文档片段 »
另外, 由于 Alpine 基于 musl 而不是 glibc, 并且 gcc 版本较高 (检查更严格), 需要进行额外的适配.
diff --git a/katcp/dispatch.c b/katcp/dispatch.c
index 87be231..42bda81 100644
--- a/katcp/dispatch.c
+++ b/katcp/dispatch.c
@@ -2251,6 +2251,10 @@ int append_args_katcp(struct katcp_dispatch *d, int flags, char *fmt, ...)
return result;
}
+#ifdef KATCP_EXPERIMENTAL
+int append_end_flat_katcp(struct katcp_dispatch *d);
+#endif
+
int append_end_katcp(struct katcp_dispatch *d)
{
sane_katcp(d);
diff --git a/katcp/job.c b/katcp/job.c
index 4ddf491..0b646e2 100644
--- a/katcp/job.c
+++ b/katcp/job.c
@@ -13,6 +13,9 @@
#include <sysexits.h>
#include <sys/wait.h>
+#ifndef WAIT_ANY
+# define WAIT_ANY (-1)
+#endif
#include <sys/types.h>
#include <sys/socket.h>
随后进行编译安装,
make -j`nproc`
sudo make install
cd tcpborphserver3
make -j`nproc`
sudo make install
这将把程序安装到 /usr/local/bin 和 /usr/local/lib.

练习目标 »
根据文档片段回答：
(a) 在 Alpine 上为什么需要进行额外的适配？
(b) 在 job.c 中，如果 WAIT_ANY 未定义，会被定义为什么值？
(c) 编译安装后，程序会被安装到哪些目录？
下方的数据行在本练习中用不到。

所给数据 »
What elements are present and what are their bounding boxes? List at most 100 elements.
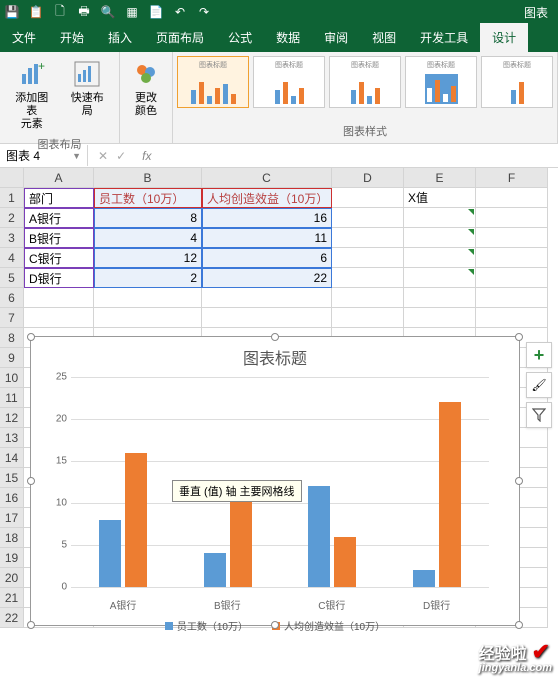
cell[interactable] [94, 288, 202, 308]
cell[interactable]: 4 [94, 228, 202, 248]
cell[interactable] [202, 308, 332, 328]
cell[interactable] [332, 208, 404, 228]
bar[interactable] [125, 453, 147, 587]
chart-styles-button[interactable]: 🖌 [526, 372, 552, 398]
merge-icon[interactable]: ▦ [124, 4, 140, 20]
row-header[interactable]: 6 [0, 288, 24, 308]
cell[interactable] [404, 208, 476, 228]
quick-layout-button[interactable]: 快速布局 [62, 56, 114, 120]
cell[interactable] [404, 288, 476, 308]
bar[interactable] [334, 537, 356, 587]
cell[interactable]: 11 [202, 228, 332, 248]
legend-item[interactable]: 人均创造效益（10万） [272, 618, 385, 633]
cell[interactable] [476, 248, 548, 268]
clipboard-icon[interactable]: 📋 [28, 4, 44, 20]
bar[interactable] [308, 486, 330, 587]
cell[interactable] [476, 308, 548, 328]
bar[interactable] [99, 520, 121, 587]
col-header-b[interactable]: B [94, 168, 202, 188]
col-header-e[interactable]: E [404, 168, 476, 188]
select-all-corner[interactable] [0, 168, 24, 188]
col-header-d[interactable]: D [332, 168, 404, 188]
paste-icon[interactable]: 📄 [148, 4, 164, 20]
row-header[interactable]: 20 [0, 568, 24, 588]
save-icon[interactable]: 💾 [4, 4, 20, 20]
row-header[interactable]: 9 [0, 348, 24, 368]
cell[interactable]: A银行 [24, 208, 94, 228]
chart-style-3[interactable]: 图表标题 [329, 56, 401, 108]
row-header[interactable]: 12 [0, 408, 24, 428]
cell[interactable] [476, 228, 548, 248]
change-colors-button[interactable]: 更改 颜色 [126, 56, 166, 120]
cell[interactable] [404, 268, 476, 288]
cell[interactable]: 6 [202, 248, 332, 268]
tab-design[interactable]: 设计 [480, 23, 528, 52]
print-icon[interactable]: 🖶 [76, 4, 92, 20]
bar-group[interactable] [198, 495, 258, 587]
bar-group[interactable] [302, 486, 362, 587]
row-header[interactable]: 8 [0, 328, 24, 348]
row-header[interactable]: 21 [0, 588, 24, 608]
cell[interactable] [332, 308, 404, 328]
tab-page-layout[interactable]: 页面布局 [144, 23, 216, 52]
name-box[interactable]: 图表 4▼ [0, 145, 88, 166]
row-header[interactable]: 5 [0, 268, 24, 288]
add-chart-element-button[interactable]: + 添加图表 元素 [6, 56, 58, 134]
tab-view[interactable]: 视图 [360, 23, 408, 52]
cell[interactable]: X值 [404, 188, 476, 208]
row-header[interactable]: 14 [0, 448, 24, 468]
spreadsheet-grid[interactable]: A B C D E F 1 部门 员工数（10万） 人均创造效益（10万） X值… [0, 168, 558, 288]
row-header[interactable]: 17 [0, 508, 24, 528]
undo-icon[interactable]: ↶ [172, 4, 188, 20]
bar[interactable] [413, 570, 435, 587]
row-header[interactable]: 18 [0, 528, 24, 548]
cell[interactable]: 22 [202, 268, 332, 288]
cell[interactable] [24, 308, 94, 328]
enter-icon[interactable]: ✓ [116, 149, 126, 163]
row-header[interactable]: 4 [0, 248, 24, 268]
row-header[interactable]: 3 [0, 228, 24, 248]
cell[interactable] [476, 268, 548, 288]
chart-style-gallery[interactable]: 图表标题 图表标题 图表标题 图表标题 图表标题 [177, 56, 553, 121]
bar-group[interactable] [93, 453, 153, 587]
cell[interactable] [476, 208, 548, 228]
tab-home[interactable]: 开始 [48, 23, 96, 52]
chart-title[interactable]: 图表标题 [31, 337, 519, 377]
col-header-a[interactable]: A [24, 168, 94, 188]
chart-style-4[interactable]: 图表标题 [405, 56, 477, 108]
cancel-icon[interactable]: ✕ [98, 149, 108, 163]
chart-style-2[interactable]: 图表标题 [253, 56, 325, 108]
chevron-down-icon[interactable]: ▼ [72, 151, 81, 161]
cell[interactable]: D银行 [24, 268, 94, 288]
chart-style-5[interactable]: 图表标题 [481, 56, 553, 108]
row-header[interactable]: 7 [0, 308, 24, 328]
tab-file[interactable]: 文件 [0, 23, 48, 52]
chart-style-1[interactable]: 图表标题 [177, 56, 249, 108]
cell[interactable]: C银行 [24, 248, 94, 268]
bar-group[interactable] [407, 402, 467, 587]
tab-formulas[interactable]: 公式 [216, 23, 264, 52]
row-header[interactable]: 2 [0, 208, 24, 228]
legend-item[interactable]: 员工数（10万） [165, 618, 248, 633]
chart-legend[interactable]: 员工数（10万） 人均创造效益（10万） [31, 618, 519, 633]
bar[interactable] [230, 495, 252, 587]
cell[interactable] [332, 268, 404, 288]
cell[interactable] [404, 308, 476, 328]
cell[interactable]: 员工数（10万） [94, 188, 202, 208]
tab-insert[interactable]: 插入 [96, 23, 144, 52]
row-header[interactable]: 10 [0, 368, 24, 388]
tab-data[interactable]: 数据 [264, 23, 312, 52]
cell[interactable] [404, 228, 476, 248]
cell[interactable] [332, 228, 404, 248]
cell[interactable] [332, 188, 404, 208]
cell[interactable]: 人均创造效益（10万） [202, 188, 332, 208]
cell[interactable] [94, 308, 202, 328]
cell[interactable] [202, 288, 332, 308]
preview-icon[interactable]: 🔍 [100, 4, 116, 20]
cell[interactable]: 16 [202, 208, 332, 228]
cell[interactable] [332, 248, 404, 268]
cell[interactable]: 8 [94, 208, 202, 228]
row-header[interactable]: 15 [0, 468, 24, 488]
cell[interactable] [332, 288, 404, 308]
row-header[interactable]: 11 [0, 388, 24, 408]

结果 »
(a) 因为 Alpine 基于 musl 而不是 glibc，并且 gcc 版本较高，检查更严格。
(b) (-1)
(c) /usr/local/bin 和 /usr/local/lib。